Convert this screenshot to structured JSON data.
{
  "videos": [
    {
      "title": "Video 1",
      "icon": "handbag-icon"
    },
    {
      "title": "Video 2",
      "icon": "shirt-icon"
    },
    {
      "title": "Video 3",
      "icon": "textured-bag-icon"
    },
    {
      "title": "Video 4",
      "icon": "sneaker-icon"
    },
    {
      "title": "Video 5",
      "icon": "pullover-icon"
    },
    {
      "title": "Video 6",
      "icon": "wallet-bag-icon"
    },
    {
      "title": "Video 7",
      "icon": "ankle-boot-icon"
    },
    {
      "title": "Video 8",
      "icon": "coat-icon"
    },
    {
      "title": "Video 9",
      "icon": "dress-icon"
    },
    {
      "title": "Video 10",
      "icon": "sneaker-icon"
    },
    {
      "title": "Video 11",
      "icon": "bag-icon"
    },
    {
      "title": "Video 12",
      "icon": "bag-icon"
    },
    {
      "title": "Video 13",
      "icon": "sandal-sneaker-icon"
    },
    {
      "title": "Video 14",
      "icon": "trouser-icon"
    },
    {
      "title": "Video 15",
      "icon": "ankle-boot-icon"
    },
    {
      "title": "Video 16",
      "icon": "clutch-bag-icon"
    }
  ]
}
————————
Repeat each record exactly, leaving nothing out.

Convert this screenshot to structured JSON data.
{
  "videos": [
    {
      "title": "Video 1",
      "icon": "handbag-icon"
    },
    {
      "title": "Video 2",
      "icon": "shirt-icon"
    },
    {
      "title": "Video 3",
      "icon": "textured-bag-icon"
    },
    {
      "title": "Video 4",
      "icon": "sneaker-icon"
    },
    {
      "title": "Video 5",
      "icon": "pullover-icon"
    },
    {
      "title": "Video 6",
      "icon": "wallet-bag-icon"
    },
    {
      "title": "Video 7",
      "icon": "ankle-boot-icon"
    },
    {
      "title": "Video 8",
      "icon": "coat-icon"
    },
    {
      "title": "Video 9",
      "icon": "dress-icon"
    },
    {
      "title": "Video 10",
      "icon": "sneaker-icon"
    },
    {
      "title": "Video 11",
      "icon": "bag-icon"
    },
    {
      "title": "Video 12",
      "icon": "bag-icon"
    },
    {
      "title": "Video 13",
      "icon": "sandal-sneaker-icon"
    },
    {
      "title": "Video 14",
      "icon": "trouser-icon"
    },
    {
      "title": "Video 15",
      "icon": "ankle-boot-icon"
    },
    {
      "title": "Video 16",
      "icon": "clutch-bag-icon"
    }
  ]
}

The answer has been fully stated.